Passage provided:
[Begin]
Transcript
of a manuscript letter bound in with the Cornell University copy of
Whitford’s History of the Canal System of the State of New York.
Syracuse, Jan 16, 1941
Mrs. A.M. Goodman, Forest Home Drive, Ithaca, NY
Dear
Madam:
Your
letter of Dec. 13 reached me promptly, although it lacked definite
address, but it caught me at a time when I was working night and day
to finish a certain task before Christmas…(The duration of this
paragraph and the next explain his delay in getting the letter to
Mrs. Goodman.)
I am
sorry I cannot tell you where you can get a copy of the history of
the New York canals. It is nearly 14 years since I left the State
Engineering Department (circa 1928) and, as I remember, the supply of
these volumes had been exhausted for a considerable time then. A few
years ago, when I happened to visit the department, I was told about
somebody who wanted the history, and of course had failed to get one
from the State, and later had found a copy through a second-hand book
dealer. It was said he had paid ten dollars for it- whether for one
or both volumes I do not know. While the supply lasted the State had
sent the books out free of charge. (reprints are selling for over
$100 and original copies are well over $400)
In
writing this history I had to work largely in the State Library in
Albany. I learned there, better than I had known before, the
importance of placing any such work of general interest in libraries.
Accordingly, when it came to distributing the volumes, since the
edition was ample and I had sufficient authority to do it, I saw to
it that a goodly number of the books went to the libraries in the
State. There they are available for those who wish to see them, but I
doubt whether any library would sell these books. Here in Syracuse
the public library keeps this history, along with other irreplaceable
books, in a locked case, where it can be consulted only through the
librarian. Probably, however, there are many individuals who would be
willing to sell their copies. Such person, I think, will have to be
found through book dealers. The edition consisted of 3500 of each
volume. The State printer seemed to see the wisdom of a larger
edition and kept the type standing for a year or more, but the
Legislature failed to make an appropriation for its printing.
You
say that mine has been recommended to you as the best history of the
State canals. I think I can agree with this opinion, and with due
modesty, since there is no other history with which it has to
compete, for it is the only canal history which has any claim to be
considered at all comprehensive in the treatment of its subject.
[End]
Records shown:
[Begin]
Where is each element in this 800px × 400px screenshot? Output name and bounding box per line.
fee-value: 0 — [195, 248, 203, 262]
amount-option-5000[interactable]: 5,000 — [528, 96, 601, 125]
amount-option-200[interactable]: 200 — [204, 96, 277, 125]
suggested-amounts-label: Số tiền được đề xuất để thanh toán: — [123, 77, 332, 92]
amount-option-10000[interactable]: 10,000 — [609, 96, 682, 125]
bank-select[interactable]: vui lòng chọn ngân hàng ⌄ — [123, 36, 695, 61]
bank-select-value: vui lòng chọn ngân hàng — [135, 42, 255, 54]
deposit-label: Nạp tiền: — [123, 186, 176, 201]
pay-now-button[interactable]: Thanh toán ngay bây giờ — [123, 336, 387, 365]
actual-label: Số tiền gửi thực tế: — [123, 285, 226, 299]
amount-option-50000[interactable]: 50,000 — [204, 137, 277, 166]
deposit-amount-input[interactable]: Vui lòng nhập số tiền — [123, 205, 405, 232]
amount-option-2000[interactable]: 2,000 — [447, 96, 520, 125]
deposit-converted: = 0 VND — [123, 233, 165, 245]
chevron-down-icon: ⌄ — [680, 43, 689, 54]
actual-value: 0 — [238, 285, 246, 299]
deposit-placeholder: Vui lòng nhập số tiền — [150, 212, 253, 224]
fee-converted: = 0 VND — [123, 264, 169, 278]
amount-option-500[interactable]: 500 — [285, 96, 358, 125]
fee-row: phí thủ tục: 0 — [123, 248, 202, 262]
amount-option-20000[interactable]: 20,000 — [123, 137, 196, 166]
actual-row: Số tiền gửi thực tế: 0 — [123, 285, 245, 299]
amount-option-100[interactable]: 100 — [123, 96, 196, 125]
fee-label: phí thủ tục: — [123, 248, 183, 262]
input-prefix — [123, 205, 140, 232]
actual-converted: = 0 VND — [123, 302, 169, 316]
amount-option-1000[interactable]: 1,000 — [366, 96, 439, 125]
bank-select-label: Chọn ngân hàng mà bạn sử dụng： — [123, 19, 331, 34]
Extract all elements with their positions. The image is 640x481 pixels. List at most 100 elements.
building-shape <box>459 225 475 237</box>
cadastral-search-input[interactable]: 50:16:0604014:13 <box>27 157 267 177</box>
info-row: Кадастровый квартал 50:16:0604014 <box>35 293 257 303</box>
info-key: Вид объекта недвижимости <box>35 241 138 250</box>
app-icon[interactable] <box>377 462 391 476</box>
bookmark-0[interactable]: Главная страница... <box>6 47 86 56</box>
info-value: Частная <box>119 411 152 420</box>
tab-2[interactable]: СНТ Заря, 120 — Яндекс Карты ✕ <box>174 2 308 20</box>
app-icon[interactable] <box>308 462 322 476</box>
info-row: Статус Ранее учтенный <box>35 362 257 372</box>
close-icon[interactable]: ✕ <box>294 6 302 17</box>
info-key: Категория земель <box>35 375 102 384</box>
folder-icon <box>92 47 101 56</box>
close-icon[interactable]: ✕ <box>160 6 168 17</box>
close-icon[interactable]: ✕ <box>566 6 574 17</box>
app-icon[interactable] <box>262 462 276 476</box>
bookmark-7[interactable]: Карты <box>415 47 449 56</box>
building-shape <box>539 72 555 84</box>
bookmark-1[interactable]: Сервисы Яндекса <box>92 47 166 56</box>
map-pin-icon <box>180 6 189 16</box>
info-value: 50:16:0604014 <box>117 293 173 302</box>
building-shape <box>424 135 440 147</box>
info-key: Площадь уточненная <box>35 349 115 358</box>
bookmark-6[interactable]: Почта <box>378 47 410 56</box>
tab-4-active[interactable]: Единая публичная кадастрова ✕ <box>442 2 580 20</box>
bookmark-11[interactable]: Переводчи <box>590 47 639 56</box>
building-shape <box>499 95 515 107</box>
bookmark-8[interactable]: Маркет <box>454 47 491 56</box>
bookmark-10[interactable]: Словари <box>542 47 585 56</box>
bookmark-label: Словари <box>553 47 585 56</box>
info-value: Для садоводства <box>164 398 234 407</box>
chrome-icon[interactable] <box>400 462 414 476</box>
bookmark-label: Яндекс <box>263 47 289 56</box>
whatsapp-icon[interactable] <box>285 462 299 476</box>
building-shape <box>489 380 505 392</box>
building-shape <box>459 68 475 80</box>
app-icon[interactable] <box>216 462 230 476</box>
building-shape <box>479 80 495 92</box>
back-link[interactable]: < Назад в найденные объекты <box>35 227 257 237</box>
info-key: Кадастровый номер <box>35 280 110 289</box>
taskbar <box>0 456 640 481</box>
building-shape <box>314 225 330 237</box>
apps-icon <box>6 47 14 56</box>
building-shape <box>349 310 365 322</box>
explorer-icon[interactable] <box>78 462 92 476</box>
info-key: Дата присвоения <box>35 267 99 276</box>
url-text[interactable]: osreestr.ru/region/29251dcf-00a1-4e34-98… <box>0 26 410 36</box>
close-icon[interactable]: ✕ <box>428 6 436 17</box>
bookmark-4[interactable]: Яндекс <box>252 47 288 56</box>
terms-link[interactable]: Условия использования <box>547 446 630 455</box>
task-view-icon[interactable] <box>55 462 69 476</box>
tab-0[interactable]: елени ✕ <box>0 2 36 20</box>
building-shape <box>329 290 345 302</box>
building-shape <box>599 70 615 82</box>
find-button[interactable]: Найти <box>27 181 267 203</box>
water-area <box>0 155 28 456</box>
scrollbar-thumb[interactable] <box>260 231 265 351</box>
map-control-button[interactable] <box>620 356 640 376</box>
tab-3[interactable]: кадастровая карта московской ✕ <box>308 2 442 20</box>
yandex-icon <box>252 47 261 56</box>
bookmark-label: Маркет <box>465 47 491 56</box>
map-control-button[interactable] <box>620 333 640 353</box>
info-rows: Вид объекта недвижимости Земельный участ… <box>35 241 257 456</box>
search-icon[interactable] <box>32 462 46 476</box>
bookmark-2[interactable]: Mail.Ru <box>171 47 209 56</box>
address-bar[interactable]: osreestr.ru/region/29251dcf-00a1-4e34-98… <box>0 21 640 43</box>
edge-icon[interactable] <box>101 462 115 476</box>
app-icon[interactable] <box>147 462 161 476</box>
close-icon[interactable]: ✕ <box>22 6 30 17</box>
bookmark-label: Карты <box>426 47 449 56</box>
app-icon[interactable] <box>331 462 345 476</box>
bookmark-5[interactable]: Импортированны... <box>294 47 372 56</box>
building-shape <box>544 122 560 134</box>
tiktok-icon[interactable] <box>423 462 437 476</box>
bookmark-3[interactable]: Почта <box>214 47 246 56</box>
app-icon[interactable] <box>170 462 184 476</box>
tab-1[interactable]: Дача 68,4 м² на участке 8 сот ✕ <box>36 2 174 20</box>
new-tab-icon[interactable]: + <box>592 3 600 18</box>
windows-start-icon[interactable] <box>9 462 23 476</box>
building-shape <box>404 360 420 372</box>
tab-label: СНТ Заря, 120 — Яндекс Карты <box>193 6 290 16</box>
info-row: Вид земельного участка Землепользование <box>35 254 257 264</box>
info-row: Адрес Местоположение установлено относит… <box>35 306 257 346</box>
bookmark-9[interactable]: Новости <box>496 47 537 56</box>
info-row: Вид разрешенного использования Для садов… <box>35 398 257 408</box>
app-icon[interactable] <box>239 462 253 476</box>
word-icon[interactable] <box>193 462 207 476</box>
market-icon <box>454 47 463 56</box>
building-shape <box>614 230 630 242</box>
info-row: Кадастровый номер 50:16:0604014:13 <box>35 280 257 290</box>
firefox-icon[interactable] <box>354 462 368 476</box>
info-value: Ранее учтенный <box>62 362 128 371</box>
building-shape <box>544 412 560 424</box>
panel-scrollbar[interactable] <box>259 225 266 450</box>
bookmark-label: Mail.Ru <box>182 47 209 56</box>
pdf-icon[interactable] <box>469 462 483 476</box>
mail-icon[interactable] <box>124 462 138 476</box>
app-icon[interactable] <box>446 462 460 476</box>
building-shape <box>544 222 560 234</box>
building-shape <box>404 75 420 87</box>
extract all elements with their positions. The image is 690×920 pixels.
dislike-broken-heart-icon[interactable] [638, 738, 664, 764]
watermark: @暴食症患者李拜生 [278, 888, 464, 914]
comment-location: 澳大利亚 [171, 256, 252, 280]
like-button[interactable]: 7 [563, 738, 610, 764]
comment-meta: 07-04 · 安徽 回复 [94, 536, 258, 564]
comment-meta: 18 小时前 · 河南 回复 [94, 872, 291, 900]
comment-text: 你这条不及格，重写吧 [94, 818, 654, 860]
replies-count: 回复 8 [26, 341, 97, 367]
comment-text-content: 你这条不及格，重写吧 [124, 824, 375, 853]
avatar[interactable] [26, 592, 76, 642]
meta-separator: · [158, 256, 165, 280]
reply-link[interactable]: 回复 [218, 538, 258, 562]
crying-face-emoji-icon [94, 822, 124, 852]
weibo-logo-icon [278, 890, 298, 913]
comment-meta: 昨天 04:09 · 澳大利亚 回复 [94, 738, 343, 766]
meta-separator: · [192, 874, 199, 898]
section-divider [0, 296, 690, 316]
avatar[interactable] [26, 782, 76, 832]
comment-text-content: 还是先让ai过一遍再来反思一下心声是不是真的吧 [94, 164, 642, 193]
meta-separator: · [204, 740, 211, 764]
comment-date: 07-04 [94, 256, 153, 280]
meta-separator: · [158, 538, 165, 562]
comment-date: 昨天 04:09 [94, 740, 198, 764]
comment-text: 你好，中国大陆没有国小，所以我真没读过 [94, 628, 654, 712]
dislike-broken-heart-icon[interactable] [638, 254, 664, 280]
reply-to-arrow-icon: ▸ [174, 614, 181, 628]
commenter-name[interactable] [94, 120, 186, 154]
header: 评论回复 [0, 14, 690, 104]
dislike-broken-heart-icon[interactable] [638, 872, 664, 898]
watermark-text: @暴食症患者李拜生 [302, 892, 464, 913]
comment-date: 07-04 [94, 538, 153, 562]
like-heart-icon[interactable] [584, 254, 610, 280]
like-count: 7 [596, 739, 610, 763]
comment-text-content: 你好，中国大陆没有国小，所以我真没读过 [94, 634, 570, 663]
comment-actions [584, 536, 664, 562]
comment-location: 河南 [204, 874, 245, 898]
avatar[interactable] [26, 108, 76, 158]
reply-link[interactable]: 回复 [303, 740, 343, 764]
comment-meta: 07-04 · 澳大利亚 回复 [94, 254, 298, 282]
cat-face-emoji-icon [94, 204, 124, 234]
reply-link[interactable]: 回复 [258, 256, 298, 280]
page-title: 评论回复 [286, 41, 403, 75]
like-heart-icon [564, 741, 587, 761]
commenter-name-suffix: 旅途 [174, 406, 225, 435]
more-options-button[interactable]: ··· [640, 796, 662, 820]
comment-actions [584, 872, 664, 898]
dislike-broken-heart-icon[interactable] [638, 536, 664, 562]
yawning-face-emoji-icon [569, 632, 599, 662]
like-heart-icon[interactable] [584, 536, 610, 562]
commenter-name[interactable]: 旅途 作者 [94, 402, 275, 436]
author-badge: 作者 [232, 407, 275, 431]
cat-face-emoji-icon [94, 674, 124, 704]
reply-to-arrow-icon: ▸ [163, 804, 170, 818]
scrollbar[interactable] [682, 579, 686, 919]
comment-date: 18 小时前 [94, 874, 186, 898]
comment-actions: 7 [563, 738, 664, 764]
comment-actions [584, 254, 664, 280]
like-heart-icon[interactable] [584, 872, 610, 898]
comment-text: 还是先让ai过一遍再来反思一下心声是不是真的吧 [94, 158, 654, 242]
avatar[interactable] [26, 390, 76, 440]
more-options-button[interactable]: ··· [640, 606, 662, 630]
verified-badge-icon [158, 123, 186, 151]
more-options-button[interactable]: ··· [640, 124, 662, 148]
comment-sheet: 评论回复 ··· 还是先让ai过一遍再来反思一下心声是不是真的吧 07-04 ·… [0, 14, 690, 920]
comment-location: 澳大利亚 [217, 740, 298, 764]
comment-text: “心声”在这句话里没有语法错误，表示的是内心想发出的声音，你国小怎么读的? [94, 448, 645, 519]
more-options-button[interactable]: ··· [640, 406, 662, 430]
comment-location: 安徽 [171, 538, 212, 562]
[End]
What you are asked to do: Extend the letter about the history of the New York canals, continuing directly after its final sentence.

Answer to this problem:
Before its appearance there were two publications which with some
propriety may be called canal histories. In 1825, a little before the
completion of the first two State canals, the Erie and the Champlain,
there was printed a volume known as Canal Laws. This recorded
the facts concerning the canals and in its way was entirely complete,
being documentary in its character and consisting of a compilation of
canal laws up to that time and official reports of surveys which had
been made and construction work which had been done. In 1863 there
was published as a part of the State Engineer’s annual report a
“Documentary Sketch of the New York State Canals”, which
was compiled by Sylvanus H Sweet, who in 1874 and 75 was State
Engineer. It occupied 390 pages. I doubt whether this history had
very wide reading beyond those persons who had something to do with
canals. I understand that only three months were spent in its
preparation. It had no literary style to make it appealing to the
public, and perhaps most unfortunate of all for its use as a work of
reference it had no index. (This is interesting as the review of
Whitford also made this claim about Whitford)
In
comparison, especially with Sweet’s history, it may be said that
three years were spent in writing our 1905 history and at times I had
from three or four to a dozen assistants helping me. The volume of
the material available for its writing may be judged from the
bibliography included in the second volume. It is printed in small
type, which a printer call six point, and it occupies nearly 200
pages, listing simply the books then in the State Library on the
subject.
Let
me go a little into detail in telling what was put in this history.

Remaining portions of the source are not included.